Stored data entries

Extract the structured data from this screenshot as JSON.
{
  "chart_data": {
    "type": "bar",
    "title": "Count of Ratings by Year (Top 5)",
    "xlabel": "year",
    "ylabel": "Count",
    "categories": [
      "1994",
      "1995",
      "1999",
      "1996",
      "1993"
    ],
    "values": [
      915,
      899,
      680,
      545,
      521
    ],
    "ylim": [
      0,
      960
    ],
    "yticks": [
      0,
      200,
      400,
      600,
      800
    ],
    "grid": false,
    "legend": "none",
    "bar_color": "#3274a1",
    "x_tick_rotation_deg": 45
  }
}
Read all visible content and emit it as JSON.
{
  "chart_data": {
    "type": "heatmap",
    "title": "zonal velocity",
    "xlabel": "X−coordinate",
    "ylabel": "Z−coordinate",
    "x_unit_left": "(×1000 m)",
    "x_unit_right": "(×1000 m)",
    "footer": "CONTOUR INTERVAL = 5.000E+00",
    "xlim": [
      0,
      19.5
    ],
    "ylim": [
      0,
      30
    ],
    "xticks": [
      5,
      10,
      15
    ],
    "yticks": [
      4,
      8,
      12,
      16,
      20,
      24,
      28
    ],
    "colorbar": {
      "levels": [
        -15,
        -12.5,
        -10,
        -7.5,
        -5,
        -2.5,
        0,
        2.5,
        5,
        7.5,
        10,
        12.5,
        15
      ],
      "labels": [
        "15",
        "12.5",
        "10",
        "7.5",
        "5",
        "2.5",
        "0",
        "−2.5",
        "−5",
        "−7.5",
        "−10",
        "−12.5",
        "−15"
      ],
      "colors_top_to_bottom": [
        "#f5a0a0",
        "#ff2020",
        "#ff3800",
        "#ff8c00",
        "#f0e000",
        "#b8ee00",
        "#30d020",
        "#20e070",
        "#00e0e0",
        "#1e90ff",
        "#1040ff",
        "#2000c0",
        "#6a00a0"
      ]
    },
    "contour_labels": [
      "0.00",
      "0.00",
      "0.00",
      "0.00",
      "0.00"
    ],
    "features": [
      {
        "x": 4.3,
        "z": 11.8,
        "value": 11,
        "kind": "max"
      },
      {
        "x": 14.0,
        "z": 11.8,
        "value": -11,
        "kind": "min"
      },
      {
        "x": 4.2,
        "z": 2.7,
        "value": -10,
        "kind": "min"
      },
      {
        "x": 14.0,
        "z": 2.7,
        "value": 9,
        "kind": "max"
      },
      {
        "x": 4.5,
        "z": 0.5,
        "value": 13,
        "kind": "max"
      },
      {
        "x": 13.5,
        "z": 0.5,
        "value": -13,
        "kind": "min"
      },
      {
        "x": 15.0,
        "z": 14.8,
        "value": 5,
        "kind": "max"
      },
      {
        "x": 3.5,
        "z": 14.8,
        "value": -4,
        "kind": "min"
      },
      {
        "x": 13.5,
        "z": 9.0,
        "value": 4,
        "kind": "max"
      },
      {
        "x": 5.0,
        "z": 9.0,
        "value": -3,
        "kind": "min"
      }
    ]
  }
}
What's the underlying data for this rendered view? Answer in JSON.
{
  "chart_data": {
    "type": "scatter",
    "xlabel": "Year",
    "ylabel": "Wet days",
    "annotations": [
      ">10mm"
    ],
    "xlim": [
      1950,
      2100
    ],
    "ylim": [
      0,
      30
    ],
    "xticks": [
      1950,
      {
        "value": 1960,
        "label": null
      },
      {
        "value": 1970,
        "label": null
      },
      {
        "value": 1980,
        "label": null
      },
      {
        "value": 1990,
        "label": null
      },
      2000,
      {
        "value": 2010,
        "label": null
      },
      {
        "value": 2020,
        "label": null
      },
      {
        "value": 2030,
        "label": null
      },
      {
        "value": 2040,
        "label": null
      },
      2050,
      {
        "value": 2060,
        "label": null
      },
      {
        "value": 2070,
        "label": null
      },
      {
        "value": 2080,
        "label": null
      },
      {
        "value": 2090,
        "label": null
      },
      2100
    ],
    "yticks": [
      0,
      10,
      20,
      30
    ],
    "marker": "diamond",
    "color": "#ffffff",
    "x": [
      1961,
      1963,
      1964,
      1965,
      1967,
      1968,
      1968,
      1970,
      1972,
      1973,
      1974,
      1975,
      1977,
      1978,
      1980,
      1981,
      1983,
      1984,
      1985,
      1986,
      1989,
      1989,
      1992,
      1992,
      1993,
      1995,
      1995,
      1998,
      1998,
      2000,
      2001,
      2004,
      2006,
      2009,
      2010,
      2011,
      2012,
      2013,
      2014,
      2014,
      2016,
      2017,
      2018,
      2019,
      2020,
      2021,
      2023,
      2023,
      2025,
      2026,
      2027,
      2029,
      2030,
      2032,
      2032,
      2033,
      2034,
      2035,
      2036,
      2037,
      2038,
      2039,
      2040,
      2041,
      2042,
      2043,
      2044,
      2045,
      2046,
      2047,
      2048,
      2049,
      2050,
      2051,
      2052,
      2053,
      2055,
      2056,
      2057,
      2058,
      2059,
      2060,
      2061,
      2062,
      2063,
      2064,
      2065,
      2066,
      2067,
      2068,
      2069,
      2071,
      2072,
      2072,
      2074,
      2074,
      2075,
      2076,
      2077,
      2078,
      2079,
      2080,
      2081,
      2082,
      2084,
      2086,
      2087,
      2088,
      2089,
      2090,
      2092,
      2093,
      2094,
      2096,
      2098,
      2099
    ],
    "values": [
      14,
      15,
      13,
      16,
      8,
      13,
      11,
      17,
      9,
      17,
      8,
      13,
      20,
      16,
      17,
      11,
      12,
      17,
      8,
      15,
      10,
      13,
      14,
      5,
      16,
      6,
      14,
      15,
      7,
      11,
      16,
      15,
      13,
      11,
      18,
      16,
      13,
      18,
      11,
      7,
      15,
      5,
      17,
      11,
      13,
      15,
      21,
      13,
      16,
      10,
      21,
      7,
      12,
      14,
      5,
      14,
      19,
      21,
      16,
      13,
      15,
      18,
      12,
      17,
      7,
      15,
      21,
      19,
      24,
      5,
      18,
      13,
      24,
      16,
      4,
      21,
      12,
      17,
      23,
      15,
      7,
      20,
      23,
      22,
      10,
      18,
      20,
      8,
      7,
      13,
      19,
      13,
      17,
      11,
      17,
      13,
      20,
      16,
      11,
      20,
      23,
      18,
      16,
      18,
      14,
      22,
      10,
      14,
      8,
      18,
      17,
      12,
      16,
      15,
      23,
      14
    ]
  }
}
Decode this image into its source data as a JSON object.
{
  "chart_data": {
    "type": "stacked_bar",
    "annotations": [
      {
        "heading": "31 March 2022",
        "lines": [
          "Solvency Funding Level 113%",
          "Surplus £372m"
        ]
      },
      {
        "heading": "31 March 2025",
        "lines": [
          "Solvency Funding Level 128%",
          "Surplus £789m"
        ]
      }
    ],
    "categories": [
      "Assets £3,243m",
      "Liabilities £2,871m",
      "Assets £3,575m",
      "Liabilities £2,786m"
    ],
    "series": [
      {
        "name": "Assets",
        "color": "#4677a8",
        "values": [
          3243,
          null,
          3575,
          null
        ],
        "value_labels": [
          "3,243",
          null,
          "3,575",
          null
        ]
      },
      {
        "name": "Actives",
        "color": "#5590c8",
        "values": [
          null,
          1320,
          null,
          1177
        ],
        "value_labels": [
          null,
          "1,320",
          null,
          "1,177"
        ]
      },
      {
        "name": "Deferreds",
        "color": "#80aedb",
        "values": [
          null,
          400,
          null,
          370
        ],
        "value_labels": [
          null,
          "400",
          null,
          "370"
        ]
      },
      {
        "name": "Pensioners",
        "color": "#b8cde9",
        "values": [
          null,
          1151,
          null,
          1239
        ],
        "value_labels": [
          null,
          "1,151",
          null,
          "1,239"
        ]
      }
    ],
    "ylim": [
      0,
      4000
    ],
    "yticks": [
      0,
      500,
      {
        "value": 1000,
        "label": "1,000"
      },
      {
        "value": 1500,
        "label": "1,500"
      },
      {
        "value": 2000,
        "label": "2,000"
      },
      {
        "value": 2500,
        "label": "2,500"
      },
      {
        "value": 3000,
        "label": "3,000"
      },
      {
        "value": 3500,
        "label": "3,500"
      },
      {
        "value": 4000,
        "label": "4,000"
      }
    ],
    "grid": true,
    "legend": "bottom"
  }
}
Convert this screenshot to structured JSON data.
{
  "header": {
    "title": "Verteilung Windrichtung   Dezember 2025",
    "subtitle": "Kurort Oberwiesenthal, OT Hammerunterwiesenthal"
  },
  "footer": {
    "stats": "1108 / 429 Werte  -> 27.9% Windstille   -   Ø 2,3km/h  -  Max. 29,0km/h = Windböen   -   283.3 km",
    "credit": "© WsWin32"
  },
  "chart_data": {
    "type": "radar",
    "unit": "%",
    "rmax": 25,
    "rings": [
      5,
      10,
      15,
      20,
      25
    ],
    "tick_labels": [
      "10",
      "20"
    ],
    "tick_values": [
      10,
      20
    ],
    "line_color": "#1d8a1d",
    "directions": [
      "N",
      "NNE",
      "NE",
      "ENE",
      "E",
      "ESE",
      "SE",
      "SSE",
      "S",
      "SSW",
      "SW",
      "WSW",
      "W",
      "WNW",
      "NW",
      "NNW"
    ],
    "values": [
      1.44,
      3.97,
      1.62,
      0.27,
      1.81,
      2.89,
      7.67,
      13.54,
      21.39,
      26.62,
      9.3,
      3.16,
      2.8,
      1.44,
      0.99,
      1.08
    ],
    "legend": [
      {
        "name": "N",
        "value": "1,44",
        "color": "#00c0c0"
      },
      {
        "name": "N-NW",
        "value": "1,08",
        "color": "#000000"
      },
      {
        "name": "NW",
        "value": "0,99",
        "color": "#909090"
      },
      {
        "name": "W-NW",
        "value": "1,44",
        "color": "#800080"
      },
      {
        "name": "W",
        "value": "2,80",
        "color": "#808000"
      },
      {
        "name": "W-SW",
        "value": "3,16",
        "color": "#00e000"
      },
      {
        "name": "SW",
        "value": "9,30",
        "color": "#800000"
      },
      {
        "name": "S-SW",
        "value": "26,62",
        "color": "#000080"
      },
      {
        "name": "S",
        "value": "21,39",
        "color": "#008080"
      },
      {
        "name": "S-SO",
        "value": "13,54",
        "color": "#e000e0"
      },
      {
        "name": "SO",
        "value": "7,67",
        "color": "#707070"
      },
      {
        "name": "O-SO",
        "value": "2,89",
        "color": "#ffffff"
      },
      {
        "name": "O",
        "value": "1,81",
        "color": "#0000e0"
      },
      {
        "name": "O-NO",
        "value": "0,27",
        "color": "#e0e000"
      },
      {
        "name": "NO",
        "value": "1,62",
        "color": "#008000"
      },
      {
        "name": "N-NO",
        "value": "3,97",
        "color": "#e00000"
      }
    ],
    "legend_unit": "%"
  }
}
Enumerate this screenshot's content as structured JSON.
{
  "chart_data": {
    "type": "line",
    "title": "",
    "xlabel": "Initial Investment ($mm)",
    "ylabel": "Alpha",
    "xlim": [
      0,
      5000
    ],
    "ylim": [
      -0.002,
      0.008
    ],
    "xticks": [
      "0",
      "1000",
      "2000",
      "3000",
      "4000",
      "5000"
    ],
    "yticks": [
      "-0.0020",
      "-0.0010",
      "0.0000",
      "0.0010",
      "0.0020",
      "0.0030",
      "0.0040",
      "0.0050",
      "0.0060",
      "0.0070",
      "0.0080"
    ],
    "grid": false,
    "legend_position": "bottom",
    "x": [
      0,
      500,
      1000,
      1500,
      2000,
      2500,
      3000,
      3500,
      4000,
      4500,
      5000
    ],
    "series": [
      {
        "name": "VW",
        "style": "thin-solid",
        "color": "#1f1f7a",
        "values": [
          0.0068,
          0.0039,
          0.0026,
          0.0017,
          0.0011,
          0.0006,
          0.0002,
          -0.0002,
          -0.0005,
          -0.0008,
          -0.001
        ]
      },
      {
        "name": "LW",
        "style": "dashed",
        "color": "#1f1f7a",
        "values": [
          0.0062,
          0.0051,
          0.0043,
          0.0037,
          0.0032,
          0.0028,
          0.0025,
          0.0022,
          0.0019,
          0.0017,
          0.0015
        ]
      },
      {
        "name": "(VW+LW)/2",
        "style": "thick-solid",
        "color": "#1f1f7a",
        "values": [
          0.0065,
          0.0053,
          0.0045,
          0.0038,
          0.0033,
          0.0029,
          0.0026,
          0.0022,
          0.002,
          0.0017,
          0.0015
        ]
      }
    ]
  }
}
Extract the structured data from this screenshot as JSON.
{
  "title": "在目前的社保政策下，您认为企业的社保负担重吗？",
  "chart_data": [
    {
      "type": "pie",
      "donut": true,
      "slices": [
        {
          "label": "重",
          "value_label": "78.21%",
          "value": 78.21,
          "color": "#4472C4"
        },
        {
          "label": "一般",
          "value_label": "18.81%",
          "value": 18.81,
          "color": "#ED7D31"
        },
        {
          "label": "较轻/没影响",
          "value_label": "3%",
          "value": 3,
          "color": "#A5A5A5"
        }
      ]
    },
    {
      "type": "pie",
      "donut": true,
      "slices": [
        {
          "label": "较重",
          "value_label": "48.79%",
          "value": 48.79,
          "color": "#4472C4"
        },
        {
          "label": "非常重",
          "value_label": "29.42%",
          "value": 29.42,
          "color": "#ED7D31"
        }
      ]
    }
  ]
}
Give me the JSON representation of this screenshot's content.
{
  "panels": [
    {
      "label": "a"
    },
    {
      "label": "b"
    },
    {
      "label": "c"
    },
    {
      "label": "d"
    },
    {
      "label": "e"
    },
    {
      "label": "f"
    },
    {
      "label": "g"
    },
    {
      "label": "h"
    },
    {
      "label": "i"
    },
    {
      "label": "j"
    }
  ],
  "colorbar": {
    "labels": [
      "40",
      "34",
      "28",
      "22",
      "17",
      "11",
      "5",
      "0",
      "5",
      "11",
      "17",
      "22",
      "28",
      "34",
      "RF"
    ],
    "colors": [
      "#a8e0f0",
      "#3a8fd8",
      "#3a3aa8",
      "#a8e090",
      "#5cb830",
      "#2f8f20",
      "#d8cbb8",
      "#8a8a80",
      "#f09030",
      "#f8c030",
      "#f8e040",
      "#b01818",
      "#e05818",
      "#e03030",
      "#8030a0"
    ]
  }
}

▶ **WHAT TO WORK ON**: Show the lines from the data above that contain the string "ylabel".

▶ **RESULT BELOW**:
    "ylabel": "Count",
    "ylabel": "Z−coordinate",
    "ylabel": "Wet days",
    "ylabel": "Alpha",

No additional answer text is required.